What the task requires - Set down the records below in full, exactly as they read.

Stored data -
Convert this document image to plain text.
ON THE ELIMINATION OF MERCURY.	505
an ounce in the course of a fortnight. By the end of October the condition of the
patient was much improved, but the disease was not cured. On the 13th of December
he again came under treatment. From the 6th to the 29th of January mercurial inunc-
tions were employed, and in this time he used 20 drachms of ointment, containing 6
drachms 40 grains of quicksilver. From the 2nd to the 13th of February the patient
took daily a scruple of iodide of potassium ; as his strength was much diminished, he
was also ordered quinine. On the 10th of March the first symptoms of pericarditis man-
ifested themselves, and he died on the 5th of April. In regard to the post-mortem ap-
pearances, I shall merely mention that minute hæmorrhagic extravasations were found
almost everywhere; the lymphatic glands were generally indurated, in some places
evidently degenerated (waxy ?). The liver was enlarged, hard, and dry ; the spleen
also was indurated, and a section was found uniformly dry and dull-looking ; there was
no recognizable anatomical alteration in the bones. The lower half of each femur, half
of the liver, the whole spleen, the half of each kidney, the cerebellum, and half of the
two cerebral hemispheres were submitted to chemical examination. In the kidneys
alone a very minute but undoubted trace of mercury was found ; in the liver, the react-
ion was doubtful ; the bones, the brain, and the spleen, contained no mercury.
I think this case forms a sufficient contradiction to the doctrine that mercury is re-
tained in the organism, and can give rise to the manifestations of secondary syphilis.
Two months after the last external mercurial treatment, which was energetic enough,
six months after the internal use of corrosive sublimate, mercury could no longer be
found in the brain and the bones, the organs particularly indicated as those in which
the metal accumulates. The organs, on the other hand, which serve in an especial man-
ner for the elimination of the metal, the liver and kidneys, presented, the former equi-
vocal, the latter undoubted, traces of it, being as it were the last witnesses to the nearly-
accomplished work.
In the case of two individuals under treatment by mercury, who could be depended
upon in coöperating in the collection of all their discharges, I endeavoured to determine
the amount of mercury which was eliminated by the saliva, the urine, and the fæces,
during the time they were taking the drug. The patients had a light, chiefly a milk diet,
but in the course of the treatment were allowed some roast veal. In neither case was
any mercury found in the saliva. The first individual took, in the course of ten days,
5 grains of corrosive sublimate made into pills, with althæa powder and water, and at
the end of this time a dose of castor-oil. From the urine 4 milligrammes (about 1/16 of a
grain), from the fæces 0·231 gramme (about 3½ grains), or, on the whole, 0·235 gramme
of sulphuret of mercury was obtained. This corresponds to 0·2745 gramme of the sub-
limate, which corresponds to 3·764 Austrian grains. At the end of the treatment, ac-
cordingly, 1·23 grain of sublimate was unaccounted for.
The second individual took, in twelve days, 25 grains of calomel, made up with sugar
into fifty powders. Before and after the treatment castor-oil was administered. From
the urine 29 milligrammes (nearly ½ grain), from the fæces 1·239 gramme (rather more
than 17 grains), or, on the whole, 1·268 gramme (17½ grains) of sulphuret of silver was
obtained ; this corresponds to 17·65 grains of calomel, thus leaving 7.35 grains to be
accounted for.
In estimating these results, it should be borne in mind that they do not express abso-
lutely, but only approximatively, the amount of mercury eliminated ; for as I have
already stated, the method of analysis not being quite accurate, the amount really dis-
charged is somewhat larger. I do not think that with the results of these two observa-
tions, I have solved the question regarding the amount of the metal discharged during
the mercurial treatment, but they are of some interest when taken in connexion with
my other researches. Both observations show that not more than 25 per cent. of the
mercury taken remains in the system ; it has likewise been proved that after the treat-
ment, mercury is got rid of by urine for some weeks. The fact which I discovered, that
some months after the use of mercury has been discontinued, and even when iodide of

Expected output -
Convert this document image to plain text.
ON THE ELIMINATION OF MERCURY.	505
an ounce in the course of a fortnight. By the end of October the condition of the
patient was much improved, but the disease was not cured. On the 13th of December
he again came under treatment. From the 6th to the 29th of January mercurial inunc-
tions were employed, and in this time he used 20 drachms of ointment, containing 6
drachms 40 grains of quicksilver. From the 2nd to the 13th of February the patient
took daily a scruple of iodide of potassium ; as his strength was much diminished, he
was also ordered quinine. On the 10th of March the first symptoms of pericarditis man-
ifested themselves, and he died on the 5th of April. In regard to the post-mortem ap-
pearances, I shall merely mention that minute hæmorrhagic extravasations were found
almost everywhere; the lymphatic glands were generally indurated, in some places
evidently degenerated (waxy ?). The liver was enlarged, hard, and dry ; the spleen
also was indurated, and a section was found uniformly dry and dull-looking ; there was
no recognizable anatomical alteration in the bones. The lower half of each femur, half
of the liver, the whole spleen, the half of each kidney, the cerebellum, and half of the
two cerebral hemispheres were submitted to chemical examination. In the kidneys
alone a very minute but undoubted trace of mercury was found ; in the liver, the react-
ion was doubtful ; the bones, the brain, and the spleen, contained no mercury.
I think this case forms a sufficient contradiction to the doctrine that mercury is re-
tained in the organism, and can give rise to the manifestations of secondary syphilis.
Two months after the last external mercurial treatment, which was energetic enough,
six months after the internal use of corrosive sublimate, mercury could no longer be
found in the brain and the bones, the organs particularly indicated as those in which
the metal accumulates. The organs, on the other hand, which serve in an especial man-
ner for the elimination of the metal, the liver and kidneys, presented, the former equi-
vocal, the latter undoubted, traces of it, being as it were the last witnesses to the nearly-
accomplished work.
In the case of two individuals under treatment by mercury, who could be depended
upon in coöperating in the collection of all their discharges, I endeavoured to determine
the amount of mercury which was eliminated by the saliva, the urine, and the fæces,
during the time they were taking the drug. The patients had a light, chiefly a milk diet,
but in the course of the treatment were allowed some roast veal. In neither case was
any mercury found in the saliva. The first individual took, in the course of ten days,
5 grains of corrosive sublimate made into pills, with althæa powder and water, and at
the end of this time a dose of castor-oil. From the urine 4 milligrammes (about 1/16 of a
grain), from the fæces 0·231 gramme (about 3½ grains), or, on the whole, 0·235 gramme
of sulphuret of mercury was obtained. This corresponds to 0·2745 gramme of the sub-
limate, which corresponds to 3·764 Austrian grains. At the end of the treatment, ac-
cordingly, 1·23 grain of sublimate was unaccounted for.
The second individual took, in twelve days, 25 grains of calomel, made up with sugar
into fifty powders. Before and after the treatment castor-oil was administered. From
the urine 29 milligrammes (nearly ½ grain), from the fæces 1·239 gramme (rather more
than 17 grains), or, on the whole, 1·268 gramme (17½ grains) of sulphuret of silver was
obtained ; this corresponds to 17·65 grains of calomel, thus leaving 7.35 grains to be
accounted for.
In estimating these results, it should be borne in mind that they do not express abso-
lutely, but only approximatively, the amount of mercury eliminated ; for as I have
already stated, the method of analysis not being quite accurate, the amount really dis-
charged is somewhat larger. I do not think that with the results of these two observa-
tions, I have solved the question regarding the amount of the metal discharged during
the mercurial treatment, but they are of some interest when taken in connexion with
my other researches. Both observations show that not more than 25 per cent. of the
mercury taken remains in the system ; it has likewise been proved that after the treat-
ment, mercury is got rid of by urine for some weeks. The fact which I discovered, that
some months after the use of mercury has been discontinued, and even when iodide of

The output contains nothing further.